→ Exercise prompt
Tell how many lines contain the word "years". Reply with the number only.

Records from a collection
#####

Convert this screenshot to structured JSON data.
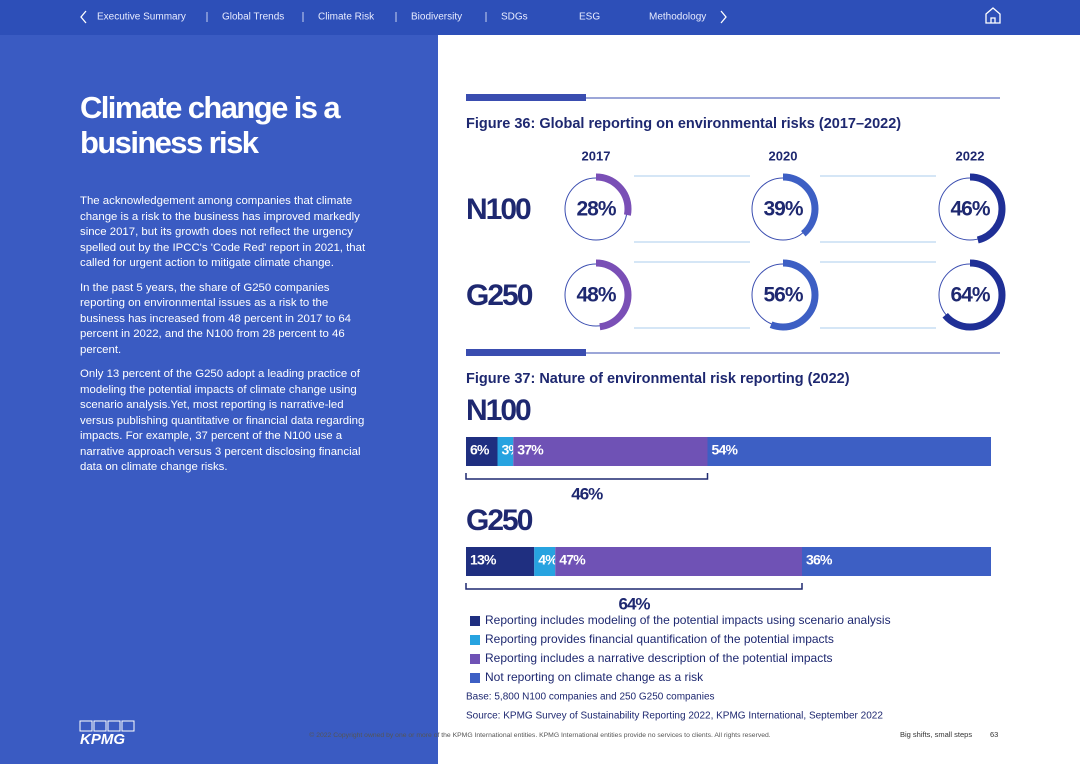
{
  "nav": {
    "items": [
      "Executive Summary",
      "Global Trends",
      "Climate Risk",
      "Biodiversity",
      "SDGs",
      "ESG",
      "Methodology"
    ]
  },
  "left": {
    "title_lines": [
      "Climate change is a",
      "business risk"
    ],
    "paragraphs": [
      "The acknowledgement among companies that climate change is a risk to the business has improved markedly since 2017, but its growth does not reflect the urgency spelled out by the IPCC's 'Code Red' report in 2021, that called for urgent action to mitigate climate change.",
      "In the past 5 years, the share of G250 companies reporting on environmental issues as a risk to the business has increased from 48 percent in 2017 to 64 percent in 2022, and the N100 from 28 percent to 46 percent.",
      "Only 13 percent of the G250 adopt a leading practice of modeling the potential impacts of climate change using scenario analysis.Yet, most reporting is narrative-led versus publishing quantitative or financial data regarding impacts. For example, 37 percent of the N100 use a narrative approach versus 3 percent disclosing financial data on climate change risks."
    ],
    "logo": "KPMG"
  },
  "figure36": {
    "title": "Figure 36: Global reporting on environmental risks (2017–2022)",
    "years": [
      "2017",
      "2020",
      "2022"
    ],
    "colors": [
      "#7a4fb6",
      "#3d5fc4",
      "#1f2f96"
    ],
    "xlim": [
      0,
      100
    ],
    "rows": [
      {
        "label": "N100",
        "values": [
          28,
          39,
          46
        ],
        "value_labels": [
          "28%",
          "39%",
          "46%"
        ]
      },
      {
        "label": "G250",
        "values": [
          48,
          56,
          64
        ],
        "value_labels": [
          "48%",
          "56%",
          "64%"
        ]
      }
    ]
  },
  "figure37": {
    "title": "Figure 37: Nature of environmental risk reporting (2022)",
    "xlim": [
      0,
      100
    ],
    "series": [
      {
        "name": "Reporting includes modeling of the potential impacts using scenario analysis",
        "color": "#1f2f80"
      },
      {
        "name": "Reporting provides financial quantification of the potential impacts",
        "color": "#27a3e0"
      },
      {
        "name": "Reporting includes a narrative description of the potential impacts",
        "color": "#6f52b5"
      },
      {
        "name": "Not reporting on climate change as a risk",
        "color": "#3d5fc4"
      }
    ],
    "groups": [
      {
        "label": "N100",
        "values": [
          6,
          3,
          37,
          54
        ],
        "value_labels": [
          "6%",
          "3%",
          "37%",
          "54%"
        ],
        "bracket_label": "46%"
      },
      {
        "label": "G250",
        "values": [
          13,
          4,
          47,
          36
        ],
        "value_labels": [
          "13%",
          "4%",
          "47%",
          "36%"
        ],
        "bracket_label": "64%"
      }
    ],
    "base": "Base: 5,800 N100 companies and 250 G250 companies",
    "source": "Source: KPMG Survey of Sustainability Reporting 2022, KPMG International, September 2022"
  },
  "footer": {
    "copyright": "© 2022 Copyright owned by one or more of the KPMG International entities. KPMG International entities provide no services to clients. All rights reserved.",
    "tagline": "Big shifts, small steps",
    "page": "63"
  }
}
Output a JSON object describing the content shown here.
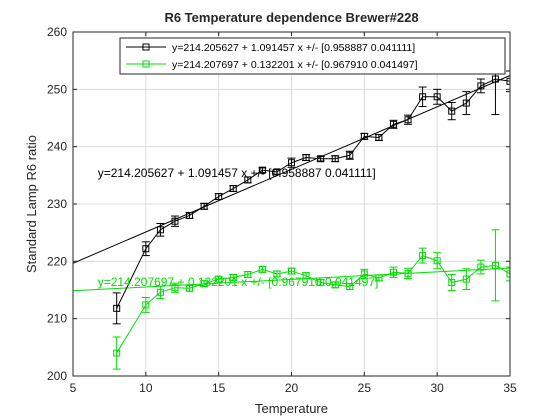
{
  "chart_data": {
    "type": "line",
    "title": "R6 Temperature dependence Brewer#228",
    "xlabel": "Temperature",
    "ylabel": "Standard Lamp R6 ratio",
    "xlim": [
      5,
      35
    ],
    "ylim": [
      200,
      260
    ],
    "xticks": [
      5,
      10,
      15,
      20,
      25,
      30,
      35
    ],
    "yticks": [
      200,
      210,
      220,
      230,
      240,
      250,
      260
    ],
    "grid": true,
    "legend_position": "top-right",
    "colors": {
      "series_black": "#000000",
      "series_green": "#00dd00",
      "axes": "#262626",
      "grid": "#dcdcdc"
    },
    "series": [
      {
        "name": "y=214.205627 + 1.091457 x +/- [0.958887 0.041111]",
        "color": "#000000",
        "marker": "square",
        "x": [
          8,
          10,
          11,
          12,
          13,
          14,
          15,
          16,
          17,
          18,
          19,
          20,
          21,
          22,
          23,
          24,
          25,
          26,
          27,
          28,
          29,
          30,
          31,
          32,
          33,
          34,
          35
        ],
        "y": [
          211.8,
          222.2,
          225.5,
          227.0,
          228.0,
          229.6,
          231.3,
          232.7,
          234.2,
          235.9,
          235.6,
          237.2,
          238.1,
          237.9,
          237.9,
          238.5,
          241.8,
          241.6,
          243.9,
          244.7,
          248.7,
          248.7,
          246.2,
          247.6,
          250.6,
          251.8,
          251.4
        ],
        "err": [
          2.7,
          1.2,
          1.1,
          0.9,
          0.5,
          0.5,
          0.5,
          0.5,
          0.5,
          0.4,
          0.4,
          0.8,
          0.5,
          0.4,
          0.5,
          0.7,
          0.5,
          0.5,
          0.7,
          0.8,
          1.7,
          1.3,
          1.5,
          2.0,
          1.2,
          6.2,
          1.8
        ],
        "fit": {
          "intercept": 214.205627,
          "slope": 1.091457
        }
      },
      {
        "name": "y=214.207697 + 0.132201 x +/- [0.967910 0.041497]",
        "color": "#00dd00",
        "marker": "square",
        "x": [
          8,
          10,
          11,
          12,
          13,
          14,
          15,
          16,
          17,
          18,
          19,
          20,
          21,
          22,
          23,
          24,
          25,
          26,
          27,
          28,
          29,
          30,
          31,
          32,
          33,
          34,
          35
        ],
        "y": [
          204.0,
          212.4,
          214.6,
          215.4,
          215.3,
          216.1,
          216.9,
          217.2,
          217.7,
          218.6,
          217.8,
          218.3,
          217.5,
          216.3,
          215.9,
          215.6,
          217.8,
          217.1,
          218.1,
          217.9,
          221.0,
          220.1,
          216.3,
          216.9,
          219.0,
          219.3,
          217.8
        ],
        "err": [
          2.8,
          1.3,
          1.1,
          0.8,
          0.5,
          0.5,
          0.5,
          0.5,
          0.5,
          0.5,
          0.5,
          0.5,
          0.5,
          0.5,
          0.5,
          0.5,
          0.8,
          0.5,
          0.9,
          0.9,
          1.3,
          1.4,
          1.4,
          1.8,
          1.2,
          6.2,
          1.2
        ],
        "fit": {
          "intercept": 214.207697,
          "slope": 0.132201
        }
      }
    ],
    "annotations": [
      {
        "text": "y=214.205627 + 1.091457 x +/- [0.958887 0.041111]",
        "x": 6.7,
        "y": 235.4,
        "color": "#000000"
      },
      {
        "text": "y=214.207697 + 0.132201 x +/- [0.967910 0.041497]",
        "x": 6.7,
        "y": 216.4,
        "color": "#00dd00"
      }
    ]
  }
}
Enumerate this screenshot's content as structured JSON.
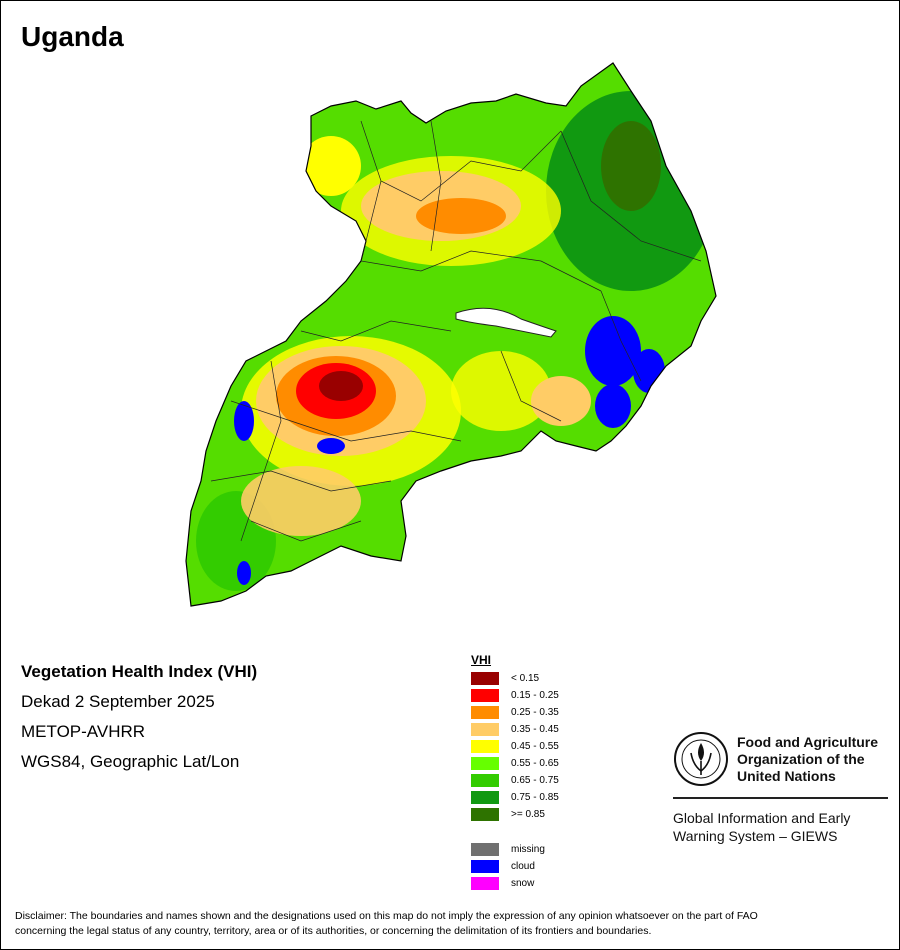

#####

→ Written reply
2